Brief:
Report the number of lines that hold the string "icon". Leave out any other text.

Task input:

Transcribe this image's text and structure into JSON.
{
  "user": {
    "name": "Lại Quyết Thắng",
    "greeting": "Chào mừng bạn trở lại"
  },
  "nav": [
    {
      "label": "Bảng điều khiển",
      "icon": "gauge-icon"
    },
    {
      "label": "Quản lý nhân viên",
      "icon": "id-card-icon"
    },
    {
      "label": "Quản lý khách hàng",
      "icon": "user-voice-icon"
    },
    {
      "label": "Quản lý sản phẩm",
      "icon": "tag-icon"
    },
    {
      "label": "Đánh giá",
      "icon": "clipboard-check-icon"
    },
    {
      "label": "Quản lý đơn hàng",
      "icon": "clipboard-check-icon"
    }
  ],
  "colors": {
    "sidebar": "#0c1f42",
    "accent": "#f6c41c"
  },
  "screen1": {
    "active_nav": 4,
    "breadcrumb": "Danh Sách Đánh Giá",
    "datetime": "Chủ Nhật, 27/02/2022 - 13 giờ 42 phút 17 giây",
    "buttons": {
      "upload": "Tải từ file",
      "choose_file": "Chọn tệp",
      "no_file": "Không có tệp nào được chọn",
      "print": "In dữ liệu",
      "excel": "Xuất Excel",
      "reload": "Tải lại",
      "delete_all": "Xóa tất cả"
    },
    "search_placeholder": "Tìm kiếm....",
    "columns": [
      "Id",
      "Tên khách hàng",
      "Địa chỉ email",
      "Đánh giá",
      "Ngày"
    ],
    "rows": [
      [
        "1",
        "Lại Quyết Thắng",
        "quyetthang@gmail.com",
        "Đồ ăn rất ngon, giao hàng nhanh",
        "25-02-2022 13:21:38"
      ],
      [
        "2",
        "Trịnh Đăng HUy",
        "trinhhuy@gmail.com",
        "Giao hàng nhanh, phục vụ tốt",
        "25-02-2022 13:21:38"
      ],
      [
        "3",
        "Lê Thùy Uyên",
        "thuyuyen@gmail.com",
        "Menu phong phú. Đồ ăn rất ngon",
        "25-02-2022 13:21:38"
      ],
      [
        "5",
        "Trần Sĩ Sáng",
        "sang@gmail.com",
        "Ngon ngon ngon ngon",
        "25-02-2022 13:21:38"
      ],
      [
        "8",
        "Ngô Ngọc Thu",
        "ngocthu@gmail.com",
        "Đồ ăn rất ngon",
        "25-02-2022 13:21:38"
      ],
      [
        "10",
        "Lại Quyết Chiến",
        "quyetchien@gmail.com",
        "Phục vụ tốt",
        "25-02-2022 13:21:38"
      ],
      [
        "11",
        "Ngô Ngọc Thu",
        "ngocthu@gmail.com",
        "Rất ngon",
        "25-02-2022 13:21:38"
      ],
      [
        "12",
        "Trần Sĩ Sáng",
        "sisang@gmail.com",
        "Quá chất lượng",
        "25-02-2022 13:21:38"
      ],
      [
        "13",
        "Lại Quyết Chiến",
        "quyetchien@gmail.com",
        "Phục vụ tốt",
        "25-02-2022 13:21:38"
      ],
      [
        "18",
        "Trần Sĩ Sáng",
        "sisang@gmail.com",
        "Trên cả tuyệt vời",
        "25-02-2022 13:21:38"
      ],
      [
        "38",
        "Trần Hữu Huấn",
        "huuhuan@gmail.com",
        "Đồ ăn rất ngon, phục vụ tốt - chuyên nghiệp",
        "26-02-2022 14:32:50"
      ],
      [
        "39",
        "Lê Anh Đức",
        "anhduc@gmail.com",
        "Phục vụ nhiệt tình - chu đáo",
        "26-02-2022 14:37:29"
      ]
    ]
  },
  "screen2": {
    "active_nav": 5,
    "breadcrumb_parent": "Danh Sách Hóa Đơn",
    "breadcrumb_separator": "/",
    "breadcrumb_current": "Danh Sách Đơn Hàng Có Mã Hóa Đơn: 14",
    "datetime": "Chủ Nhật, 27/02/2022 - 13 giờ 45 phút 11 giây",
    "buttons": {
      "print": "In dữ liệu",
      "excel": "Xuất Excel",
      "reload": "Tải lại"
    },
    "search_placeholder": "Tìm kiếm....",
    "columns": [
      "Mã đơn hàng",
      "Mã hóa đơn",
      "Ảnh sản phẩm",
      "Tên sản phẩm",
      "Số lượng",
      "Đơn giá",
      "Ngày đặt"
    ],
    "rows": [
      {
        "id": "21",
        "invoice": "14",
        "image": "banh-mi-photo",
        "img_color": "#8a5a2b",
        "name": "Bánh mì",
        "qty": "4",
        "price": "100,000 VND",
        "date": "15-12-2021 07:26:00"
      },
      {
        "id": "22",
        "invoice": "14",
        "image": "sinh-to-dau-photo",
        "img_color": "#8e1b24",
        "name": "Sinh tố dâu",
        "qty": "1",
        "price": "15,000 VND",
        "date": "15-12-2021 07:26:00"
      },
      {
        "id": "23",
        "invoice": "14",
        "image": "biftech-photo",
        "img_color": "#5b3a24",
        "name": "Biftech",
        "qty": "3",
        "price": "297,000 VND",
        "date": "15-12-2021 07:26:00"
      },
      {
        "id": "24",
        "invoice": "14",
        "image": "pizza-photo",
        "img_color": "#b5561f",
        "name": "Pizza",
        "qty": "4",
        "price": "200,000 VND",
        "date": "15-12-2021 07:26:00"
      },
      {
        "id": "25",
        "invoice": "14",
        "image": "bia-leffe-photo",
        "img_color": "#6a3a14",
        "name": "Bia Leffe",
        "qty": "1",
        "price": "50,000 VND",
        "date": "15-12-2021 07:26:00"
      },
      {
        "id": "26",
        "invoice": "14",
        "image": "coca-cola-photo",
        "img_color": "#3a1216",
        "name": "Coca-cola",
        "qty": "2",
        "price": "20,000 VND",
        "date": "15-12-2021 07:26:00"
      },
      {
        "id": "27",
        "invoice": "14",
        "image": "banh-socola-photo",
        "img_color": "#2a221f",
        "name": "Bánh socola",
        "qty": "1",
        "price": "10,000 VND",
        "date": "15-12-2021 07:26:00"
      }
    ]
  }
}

Solution for this problem:
6